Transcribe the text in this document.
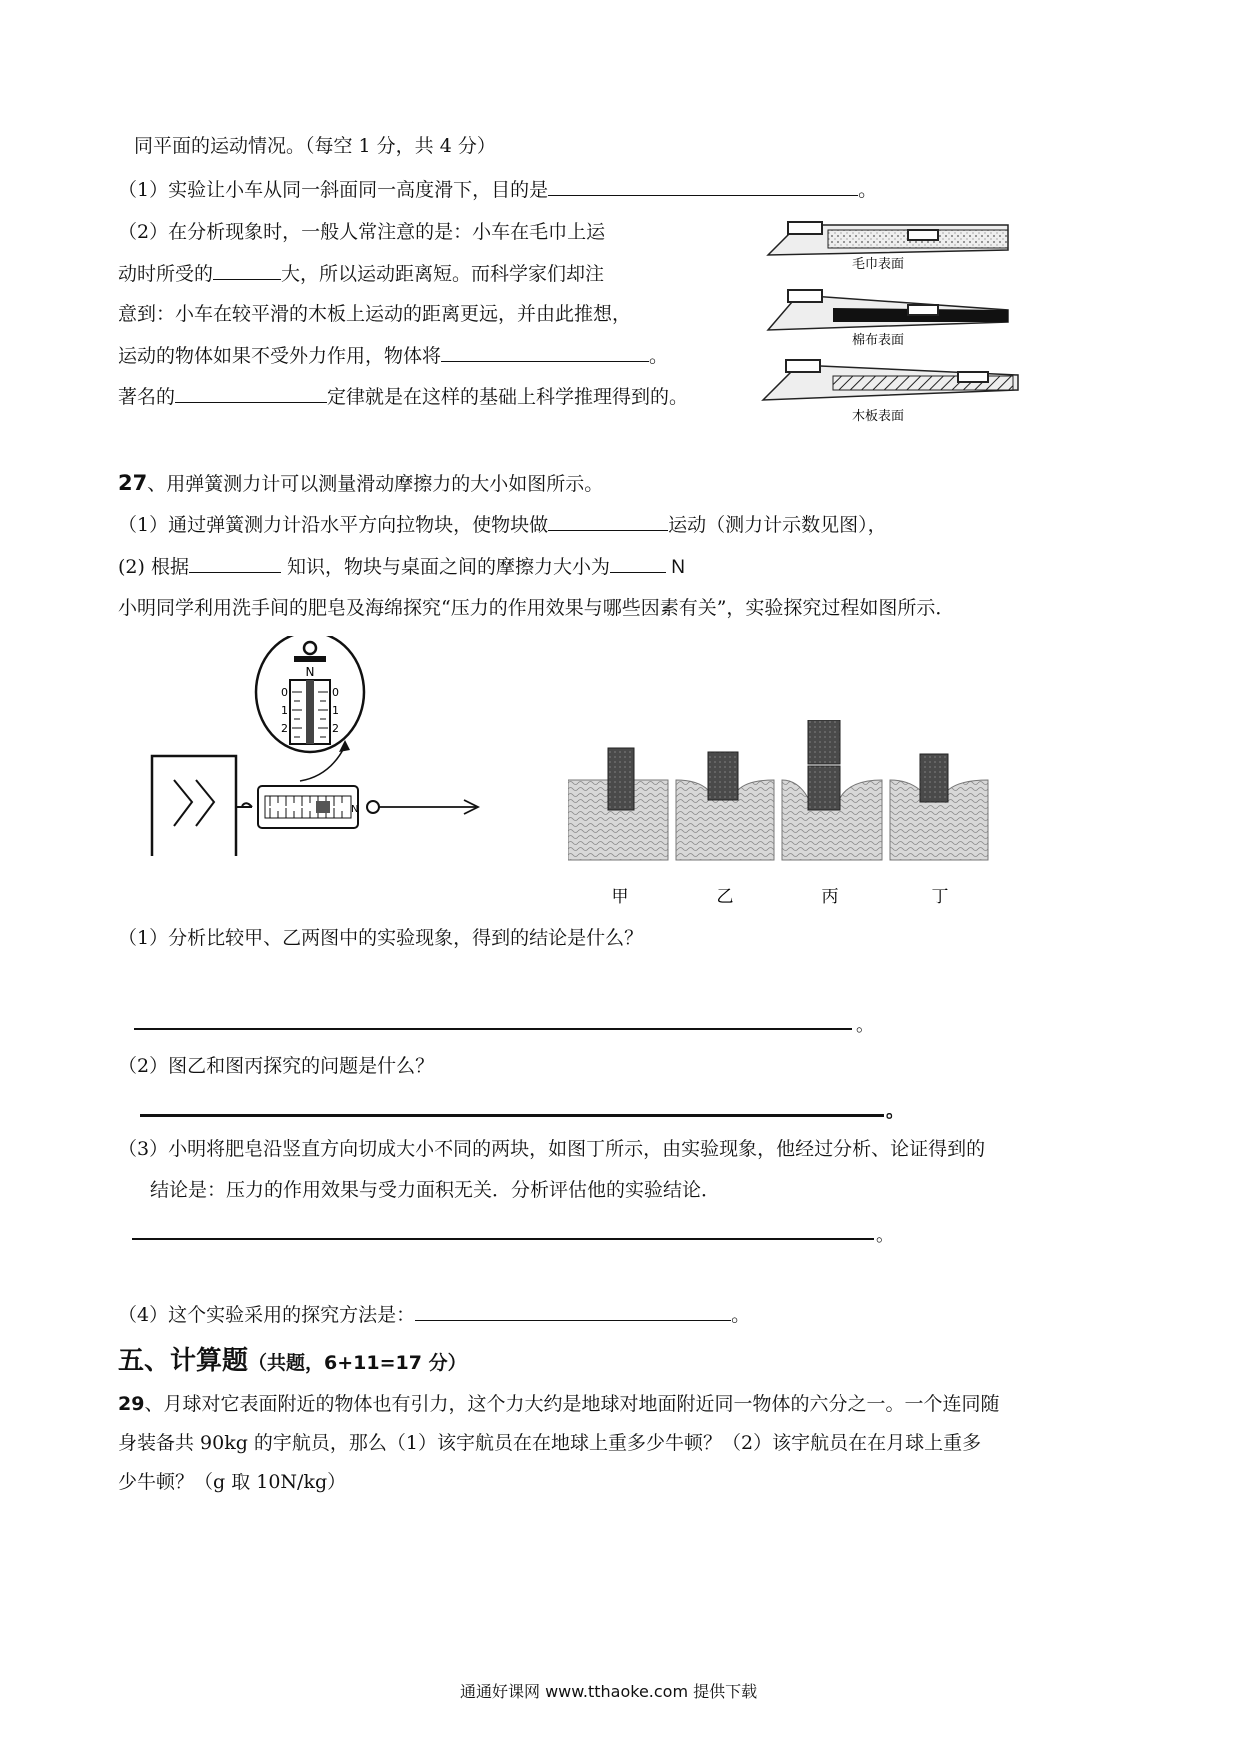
同平面的运动情况。（每空 1 分，共 4 分）
（1）实验让小车从同一斜面同一高度滑下，目的是	。
（2）在分析现象时，一般人常注意的是：小车在毛巾上运
动时所受的	大，所以运动距离短。而科学家们却注
意到：小车在较平滑的木板上运动的距离更远，并由此推想，
运动的物体如果不受外力作用，物体将	。
著名的	定律就是在这样的基础上科学推理得到的。
毛巾表面
棉布表面
木板表面
27、用弹簧测力计可以测量滑动摩擦力的大小如图所示。
（1）通过弹簧测力计沿水平方向拉物块，使物块做	运动（测力计示数见图），
(2) 根据	知识，物块与桌面之间的摩擦力大小为	N
小明同学利用洗手间的肥皂及海绵探究“压力的作用效果与哪些因素有关”，实验探究过程如图所示．
N
0
1
2
0
1
2
N
甲	乙	丙	丁
（1）分析比较甲、乙两图中的实验现象，得到的结论是什么？
。
（2）图乙和图丙探究的问题是什么？
。
（3）小明将肥皂沿竖直方向切成大小不同的两块，如图丁所示，由实验现象，他经过分析、论证得到的
结论是：压力的作用效果与受力面积无关．分析评估他的实验结论．
。
（4）这个实验采用的探究方法是：	。
五、计算题（共题，6+11=17 分）
29、月球对它表面附近的物体也有引力，这个力大约是地球对地面附近同一物体的六分之一。一个连同随
身装备共 90kg 的宇航员，那么（1）该宇航员在在地球上重多少牛顿？（2）该宇航员在在月球上重多
少牛顿？（g 取 10N/kg）
通通好课网 www.tthaoke.com 提供下载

■ EXERCISE
Copy the entries above faithfully and omit every image.

■ ANSWER TO THE EXERCISE
Transcribe the text in this document.
同平面的运动情况。（每空 1 分，共 4 分）
（1）实验让小车从同一斜面同一高度滑下，目的是	。
（2）在分析现象时，一般人常注意的是：小车在毛巾上运
动时所受的	大，所以运动距离短。而科学家们却注
意到：小车在较平滑的木板上运动的距离更远，并由此推想，
运动的物体如果不受外力作用，物体将	。
著名的	定律就是在这样的基础上科学推理得到的。
毛巾表面
棉布表面
木板表面
27、用弹簧测力计可以测量滑动摩擦力的大小如图所示。
（1）通过弹簧测力计沿水平方向拉物块，使物块做	运动（测力计示数见图），
(2) 根据	知识，物块与桌面之间的摩擦力大小为	N
小明同学利用洗手间的肥皂及海绵探究“压力的作用效果与哪些因素有关”，实验探究过程如图所示．
N
0
1
2
0
1
2
N
甲	乙	丙	丁
（1）分析比较甲、乙两图中的实验现象，得到的结论是什么？
。
（2）图乙和图丙探究的问题是什么？
。
（3）小明将肥皂沿竖直方向切成大小不同的两块，如图丁所示，由实验现象，他经过分析、论证得到的
结论是：压力的作用效果与受力面积无关．分析评估他的实验结论．
。
（4）这个实验采用的探究方法是：	。
五、计算题（共题，6+11=17 分）
29、月球对它表面附近的物体也有引力，这个力大约是地球对地面附近同一物体的六分之一。一个连同随
身装备共 90kg 的宇航员，那么（1）该宇航员在在地球上重多少牛顿？（2）该宇航员在在月球上重多
少牛顿？（g 取 10N/kg）
通通好课网 www.tthaoke.com 提供下载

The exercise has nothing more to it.